Text =>
- Opening Delimiter -

As these horrors have unfolded in the last decade especially, I have seen a clearer and clearer image of growing wounds in the body of our community.  The first wound begins so often in a darkened room, where a boy sits in front of a screen.  He is alone, probably cared for by a distant single parent, who is trying to earn enough to survive.  Sometimes, grandparents are helping, providing shelter.  This boy is filled with rage, with feelings of abandonment, certain that others have stolen what he needs and deserves.

Another wound in America shows itself in the production and sale of weapons designed for war to the general population.  The constantly-repeated statistic is impossible to comprehend.  In a country of 340 million, there are more than 400 million guns.  The United States has not been invaded since the War of 1812.  What are we, the average citizen, protecting ourselves against?  Obviously, each other.

And, I see another wound where the political calculus is clear to the “electeds” in Washington and in state legislatures: the path to power and wealth is paved with moral compromises.  These wounds, what the author of John’s Gospel calls sin, coalesce in our culture, leading time and again to the violent deaths of children.

- Closing Delimiter -

Study material =>
- Opening Delimiter -

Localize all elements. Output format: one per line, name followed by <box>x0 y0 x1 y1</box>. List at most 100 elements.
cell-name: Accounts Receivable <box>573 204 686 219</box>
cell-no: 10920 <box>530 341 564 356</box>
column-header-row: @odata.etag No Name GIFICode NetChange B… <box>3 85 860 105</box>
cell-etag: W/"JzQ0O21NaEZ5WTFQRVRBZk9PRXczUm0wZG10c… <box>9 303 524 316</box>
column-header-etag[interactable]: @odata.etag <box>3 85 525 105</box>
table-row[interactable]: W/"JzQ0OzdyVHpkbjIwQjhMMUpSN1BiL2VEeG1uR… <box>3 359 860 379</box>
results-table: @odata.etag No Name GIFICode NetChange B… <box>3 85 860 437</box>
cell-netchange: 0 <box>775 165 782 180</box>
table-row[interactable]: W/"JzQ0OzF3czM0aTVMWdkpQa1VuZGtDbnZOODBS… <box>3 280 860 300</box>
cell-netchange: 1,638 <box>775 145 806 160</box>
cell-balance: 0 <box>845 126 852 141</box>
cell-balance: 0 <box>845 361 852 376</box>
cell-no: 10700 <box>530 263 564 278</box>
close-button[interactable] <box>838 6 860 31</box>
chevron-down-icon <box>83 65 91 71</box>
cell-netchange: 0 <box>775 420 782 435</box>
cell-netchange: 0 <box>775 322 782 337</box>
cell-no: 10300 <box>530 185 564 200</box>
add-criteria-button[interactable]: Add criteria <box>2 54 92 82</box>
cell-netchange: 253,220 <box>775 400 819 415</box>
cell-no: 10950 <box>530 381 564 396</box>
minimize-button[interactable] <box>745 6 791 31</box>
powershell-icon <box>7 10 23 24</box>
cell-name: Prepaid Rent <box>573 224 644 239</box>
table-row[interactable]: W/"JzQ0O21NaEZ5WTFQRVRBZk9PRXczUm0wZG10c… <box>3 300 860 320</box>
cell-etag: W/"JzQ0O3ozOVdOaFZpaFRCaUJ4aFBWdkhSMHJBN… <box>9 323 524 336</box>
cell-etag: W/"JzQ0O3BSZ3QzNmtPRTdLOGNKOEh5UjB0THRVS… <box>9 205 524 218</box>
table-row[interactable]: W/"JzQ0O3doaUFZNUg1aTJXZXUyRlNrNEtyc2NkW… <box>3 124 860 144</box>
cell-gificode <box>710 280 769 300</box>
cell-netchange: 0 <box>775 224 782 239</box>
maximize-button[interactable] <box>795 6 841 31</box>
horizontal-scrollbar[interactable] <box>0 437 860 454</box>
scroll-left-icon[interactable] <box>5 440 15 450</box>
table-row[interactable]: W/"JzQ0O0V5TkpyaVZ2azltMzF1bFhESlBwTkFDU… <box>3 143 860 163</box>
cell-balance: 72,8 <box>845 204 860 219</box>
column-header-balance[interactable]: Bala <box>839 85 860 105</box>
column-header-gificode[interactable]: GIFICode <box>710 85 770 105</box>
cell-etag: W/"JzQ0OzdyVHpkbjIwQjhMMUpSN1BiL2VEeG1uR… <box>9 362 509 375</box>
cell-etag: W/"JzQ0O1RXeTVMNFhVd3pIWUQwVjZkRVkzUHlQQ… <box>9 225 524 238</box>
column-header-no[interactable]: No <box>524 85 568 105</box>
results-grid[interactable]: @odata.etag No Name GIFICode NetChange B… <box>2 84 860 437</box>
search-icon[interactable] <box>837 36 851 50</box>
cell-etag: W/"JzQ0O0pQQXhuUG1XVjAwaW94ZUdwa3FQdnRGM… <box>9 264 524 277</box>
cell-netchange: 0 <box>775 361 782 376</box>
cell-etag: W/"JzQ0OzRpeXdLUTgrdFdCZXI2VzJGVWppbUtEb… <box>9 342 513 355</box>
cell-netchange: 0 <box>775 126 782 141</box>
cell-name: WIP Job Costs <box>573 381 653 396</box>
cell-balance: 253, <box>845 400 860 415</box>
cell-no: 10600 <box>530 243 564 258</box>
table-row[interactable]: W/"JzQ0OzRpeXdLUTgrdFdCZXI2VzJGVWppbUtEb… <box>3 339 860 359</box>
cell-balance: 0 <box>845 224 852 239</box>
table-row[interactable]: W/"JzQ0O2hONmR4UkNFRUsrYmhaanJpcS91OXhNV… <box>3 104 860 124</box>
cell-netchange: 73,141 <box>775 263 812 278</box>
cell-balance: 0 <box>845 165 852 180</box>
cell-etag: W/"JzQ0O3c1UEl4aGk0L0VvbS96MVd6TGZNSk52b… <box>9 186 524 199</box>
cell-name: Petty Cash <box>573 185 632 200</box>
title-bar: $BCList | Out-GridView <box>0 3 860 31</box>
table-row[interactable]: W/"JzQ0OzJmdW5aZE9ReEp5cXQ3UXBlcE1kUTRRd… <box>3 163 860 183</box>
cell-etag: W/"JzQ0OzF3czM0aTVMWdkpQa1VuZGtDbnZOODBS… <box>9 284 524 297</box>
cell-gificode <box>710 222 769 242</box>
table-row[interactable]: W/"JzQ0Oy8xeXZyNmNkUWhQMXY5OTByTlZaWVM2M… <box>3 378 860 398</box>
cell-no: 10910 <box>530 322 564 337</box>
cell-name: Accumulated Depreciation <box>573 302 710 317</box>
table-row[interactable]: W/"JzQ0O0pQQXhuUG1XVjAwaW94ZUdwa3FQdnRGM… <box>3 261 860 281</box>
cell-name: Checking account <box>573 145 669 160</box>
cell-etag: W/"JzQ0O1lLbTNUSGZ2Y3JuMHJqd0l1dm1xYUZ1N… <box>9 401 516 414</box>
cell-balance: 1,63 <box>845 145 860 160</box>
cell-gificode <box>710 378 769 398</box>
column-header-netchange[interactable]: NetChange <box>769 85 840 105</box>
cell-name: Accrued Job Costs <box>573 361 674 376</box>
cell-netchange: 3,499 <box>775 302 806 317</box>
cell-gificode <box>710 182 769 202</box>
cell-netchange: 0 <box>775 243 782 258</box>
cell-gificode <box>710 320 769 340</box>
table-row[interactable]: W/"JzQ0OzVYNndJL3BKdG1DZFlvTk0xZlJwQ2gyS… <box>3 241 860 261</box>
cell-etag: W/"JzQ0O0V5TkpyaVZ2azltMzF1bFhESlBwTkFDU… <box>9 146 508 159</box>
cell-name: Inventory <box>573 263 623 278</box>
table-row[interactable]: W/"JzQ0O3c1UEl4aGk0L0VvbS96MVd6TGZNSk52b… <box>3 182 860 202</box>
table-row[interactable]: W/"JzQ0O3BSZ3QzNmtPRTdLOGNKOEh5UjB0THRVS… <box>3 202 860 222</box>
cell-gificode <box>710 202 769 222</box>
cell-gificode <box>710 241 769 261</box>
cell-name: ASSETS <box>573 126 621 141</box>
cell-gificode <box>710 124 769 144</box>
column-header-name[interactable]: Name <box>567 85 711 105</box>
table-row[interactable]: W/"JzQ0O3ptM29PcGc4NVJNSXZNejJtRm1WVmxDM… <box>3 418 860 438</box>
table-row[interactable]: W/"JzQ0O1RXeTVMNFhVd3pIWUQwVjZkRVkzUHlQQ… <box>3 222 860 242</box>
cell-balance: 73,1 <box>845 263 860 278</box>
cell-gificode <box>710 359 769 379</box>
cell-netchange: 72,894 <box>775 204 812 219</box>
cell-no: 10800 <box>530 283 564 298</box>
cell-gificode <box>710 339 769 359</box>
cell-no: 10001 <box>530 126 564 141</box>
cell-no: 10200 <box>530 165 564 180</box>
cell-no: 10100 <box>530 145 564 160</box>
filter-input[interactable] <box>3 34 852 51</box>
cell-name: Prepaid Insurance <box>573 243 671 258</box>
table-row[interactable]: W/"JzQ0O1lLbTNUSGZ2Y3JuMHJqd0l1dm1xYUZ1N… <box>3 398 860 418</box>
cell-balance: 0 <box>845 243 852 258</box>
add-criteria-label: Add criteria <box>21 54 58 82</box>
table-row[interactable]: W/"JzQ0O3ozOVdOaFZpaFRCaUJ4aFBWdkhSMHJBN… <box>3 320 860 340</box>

- Closing Delimiter -

Your assignment => Could you retype the passage on the wounds in America's community word for word, from start to finish?

Reply to the exercise =>
As these horrors have unfolded in the last decade especially, I have seen a clearer and clearer image of growing wounds in the body of our community.  The first wound begins so often in a darkened room, where a boy sits in front of a screen.  He is alone, probably cared for by a distant single parent, who is trying to earn enough to survive.  Sometimes, grandparents are helping, providing shelter.  This boy is filled with rage, with feelings of abandonment, certain that others have stolen what he needs and deserves.

Another wound in America shows itself in the production and sale of weapons designed for war to the general population.  The constantly-repeated statistic is impossible to comprehend.  In a country of 340 million, there are more than 400 million guns.  The United States has not been invaded since the War of 1812.  What are we, the average citizen, protecting ourselves against?  Obviously, each other.

And, I see another wound where the political calculus is clear to the “electeds” in Washington and in state legislatures: the path to power and wealth is paved with moral compromises.  These wounds, what the author of John’s Gospel calls sin, coalesce in our culture, leading time and again to the violent deaths of children.